◆ **SET EXERCISE 1**
In the review, who remastered the original Landowska recordings?
◆ **SET EXERCISE 2**
Return the passage of the review from "Bach, Das wohltemperiete" down to "(London Independent LIR012).", copied word for word.

Begin SELECTED EXTRACT

Bach, Das wohltemperiete Klavier, Book I, Wanda Landowska, harpsichord; Naxos “Great Harpsichordists” 8.110314-15
Bach, Clavierübung I-II, Chromatic fantasy and fugue, Elizabeth de la Porte, harpsichord ; (London Independent LIR012).
Freddy Kempf Plays Bach (D Major and E Minor Partitas); Freddy Kempf, piano; BIS-CD-1330
Bach, Die Kunst der Fuge; Sébastian Guillot, harpsichord; Naxos 8.557796
Reviewed by John Weretka
Wanda Landowska, an artist the memory of whom has so dominated discussions of the reinvention of early music in the twentieth century, is the subject of a double CD in Naxos’ ‘Great Harpsichordists’ series. These are recordings made painstakingly over three years from 1949 to 1951 in New York and at Landowska’s home in Connecticut, the last of them made when she was 79. The original recordings, on lacquer masters and magnetic tape, have been sensitively remastered by Mark Obert-Thorn.
Landowska remains an icon of the early music revival, but perhaps revered rather more at a distance than from personal acquaintance. On an extended listening, it is clear that the Landowska legacy is difficult to appraise. On the one hand, her recordings make clear that this was a supremely literate artist who cared deeply for the texts that formed the basis of her art. Her performance of the first fugue (BWV 846), for example, is famously characterised by her avoidance of the demisemiquavers of the subject, which she defended through her interpretation of the visual evidence of the Volkmann Autograph. There is no doubt that every note has received its full measure of intellect, and recordings like these are testament to a lifelong engagement with the notes and the milieu in which they were created.
One can’t help thinking, though, that regardless of the amount of engagement that is evident in these recordings, the answers reached to the questions posed by the music are somehow deeply flawed. In offering a defence for “her idiosyncrasies of tempo, rhythm, added notes and rubato”, the programme note writer for this release quotes a “contemporary reviewer” who wrote, “Those who know the score best should forget their theories and listen to what she has to say.” This is a fine quote, but doesn’t withstand much critical scrutiny.
For better or worse, Landowska’s vision of these works is intimately tied to the various choices she makes. These range from the gigantic Pleyel harpsichord she plays to those very details of tempo, rhythm, added notes and rubato that characterise her interpretations. One simply cannot pretend that these parameters are separate from the music; they are integral to the way Landowska intends the music to be heard. To this reviewer’s ears at least, one has to try to listen for the music by ignoring all of these. Her performance of the G Major prelude (BWV 860) for example, rather than the quicksilver, light movement we are now generally accustomed to, sounds here like a bombastic battery, overloaded as it is with heavy registration. The same is true of the fugue in A Major (BWV 864) in which leaves are taken from the organist’s book; this is an enormous interpretation in which the music is largely submerged under a welter of noise.

End SELECTED EXTRACT
Begin STORED ROWS

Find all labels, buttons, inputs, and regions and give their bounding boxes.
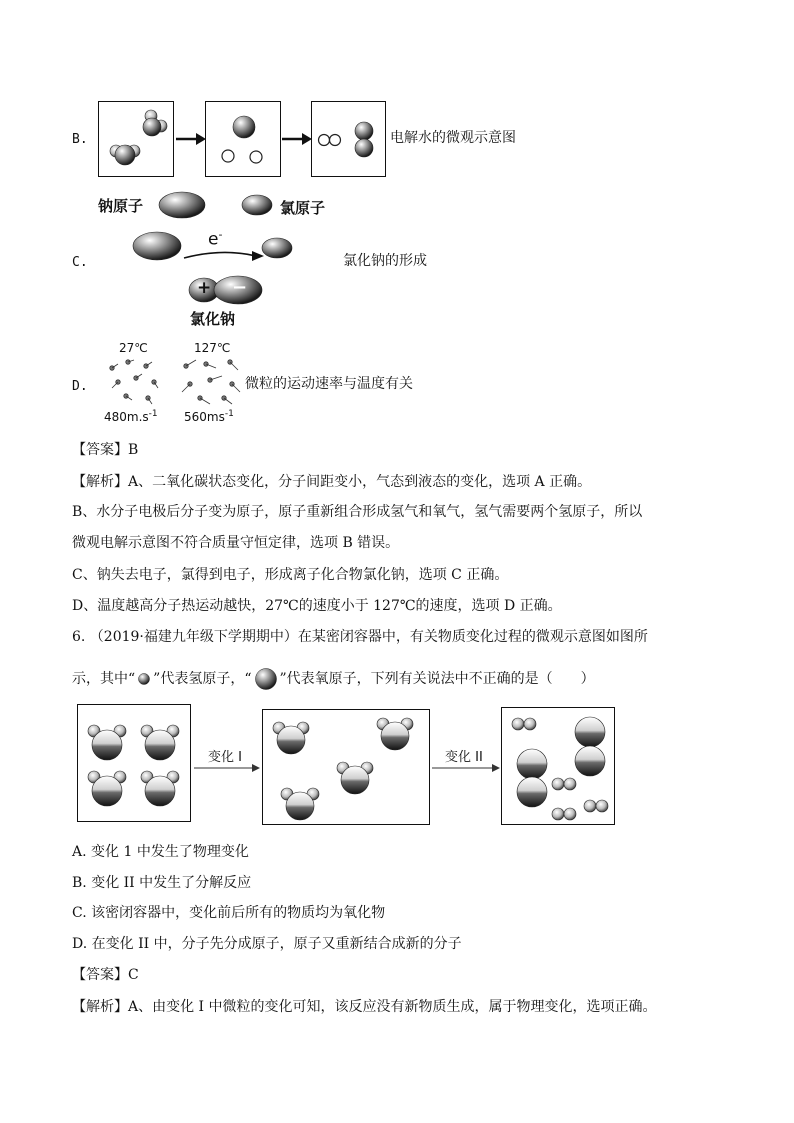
electron-charge: - <box>218 228 223 241</box>
electron-label <box>208 228 222 250</box>
plus-sign: + <box>197 278 212 298</box>
after-change-1-box <box>262 709 430 825</box>
q6-option-a: A. 变化 1 中发生了物理变化 <box>72 844 249 860</box>
water-molecules-spread <box>263 710 431 826</box>
arrow-icon <box>176 132 206 146</box>
analysis-1-line-1: 【解析】A、二氧化碳状态变化，分子间距变小，气态到液态的变化，选项 A 正确。 <box>72 474 592 490</box>
water-molecules-initial <box>78 705 192 823</box>
option-b-letter: B. <box>72 132 88 147</box>
sodium-atom-icon <box>158 190 206 220</box>
separated-atoms-figure <box>206 102 282 178</box>
change-1-label: 变化 I <box>208 750 242 765</box>
sodium-atom-icon <box>132 230 182 262</box>
q6-option-b: B. 变化 II 中发生了分解反应 <box>72 875 252 891</box>
temperature-high: 127℃ <box>194 341 231 355</box>
hydrogen-atom-icon <box>137 672 151 686</box>
speed-low-value: 480m.s <box>104 410 149 424</box>
speed-high-unit-exp: -1 <box>224 409 234 419</box>
option-c-letter: C. <box>72 255 88 270</box>
initial-state-box <box>77 704 191 822</box>
stem-text-c: ”代表氧原子，下列有关说法中不正确的是（ ） <box>279 671 595 687</box>
stem-text-a: 示，其中“ <box>72 671 136 687</box>
gas-molecules-box <box>311 101 386 177</box>
speed-low-unit-exp: -1 <box>148 409 158 419</box>
change-2-label: 变化 II <box>445 750 483 765</box>
answer-1: 【答案】B <box>72 442 139 458</box>
option-d-letter: D. <box>72 379 88 394</box>
option-d-caption: 微粒的运动速率与温度有关 <box>245 376 413 392</box>
stem-text-b: ”代表氢原子，“ <box>153 671 252 687</box>
q6-option-c: C. 该密闭容器中，变化前后所有的物质均为氧化物 <box>72 905 386 921</box>
chlorine-atom-label: 氯原子 <box>280 199 326 217</box>
chlorine-atom-icon <box>240 193 274 217</box>
speed-high <box>184 409 234 424</box>
question-6-stem-line-1: 6. （2019·福建九年级下学期期中）在某密闭容器中，有关物质变化过程的微观示意图如图所 <box>72 629 648 645</box>
molecule-motion-high-icon <box>180 356 242 406</box>
water-molecules-figure <box>99 102 175 178</box>
option-b-caption: 电解水的微观示意图 <box>390 130 516 146</box>
minus-sign: − <box>232 277 248 298</box>
question-6-stem-line-2 <box>72 667 595 691</box>
sodium-atom-label: 钠原子 <box>98 197 144 215</box>
q6-answer: 【答案】C <box>72 967 139 983</box>
analysis-1-line-4: C、钠失去电子，氯得到电子，形成离子化合物氯化钠，选项 C 正确。 <box>72 567 509 583</box>
hydrogen-oxygen-molecules <box>502 708 616 826</box>
atoms-box <box>205 101 281 177</box>
sodium-chloride-ions <box>188 275 264 305</box>
q6-option-d: D. 在变化 II 中，分子先分成原子，原子又重新结合成新的分子 <box>72 936 462 952</box>
q6-analysis: 【解析】A、由变化 I 中微粒的变化可知，该反应没有新物质生成，属于物理变化，选项正确。 <box>72 999 657 1015</box>
change-2-arrow-icon <box>432 763 502 773</box>
molecule-motion-low-icon <box>104 356 162 406</box>
speed-low <box>104 409 158 424</box>
oxygen-atom-icon <box>254 667 278 691</box>
after-change-2-box <box>501 707 615 825</box>
gas-molecules-figure <box>312 102 387 178</box>
electron-symbol: e <box>208 229 219 250</box>
speed-high-value: 560ms <box>184 410 225 424</box>
analysis-1-line-3: 微观电解示意图不符合质量守恒定律，选项 B 错误。 <box>72 535 400 551</box>
water-molecules-box <box>98 101 174 177</box>
chlorine-atom-icon <box>260 236 294 260</box>
change-1-arrow-icon <box>194 763 262 773</box>
analysis-1-line-5: D、温度越高分子热运动越快，27℃的速度小于 127℃的速度，选项 D 正确。 <box>72 598 562 614</box>
temperature-low: 27℃ <box>119 341 148 355</box>
sodium-chloride-label: 氯化钠 <box>190 310 236 328</box>
analysis-1-line-2: B、水分子电极后分子变为原子，原子重新组合形成氢气和氧气，氢气需要两个氢原子，所以 <box>72 504 643 520</box>
arrow-icon <box>282 132 312 146</box>
electron-transfer-arrow-icon <box>182 248 264 262</box>
option-c-caption: 氯化钠的形成 <box>343 253 427 269</box>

End STORED ROWS

◆ **EXERCISE SOLUTION 1**
Mark Obert-Thorn

◆ **EXERCISE SOLUTION 2**
Bach, Das wohltemperiete Klavier, Book I, Wanda Landowska, harpsichord; Naxos “Great Harpsichordists” 8.110314-15
Bach, Clavierübung I-II, Chromatic fantasy and fugue, Elizabeth de la Porte, harpsichord ; (London Independent LIR012).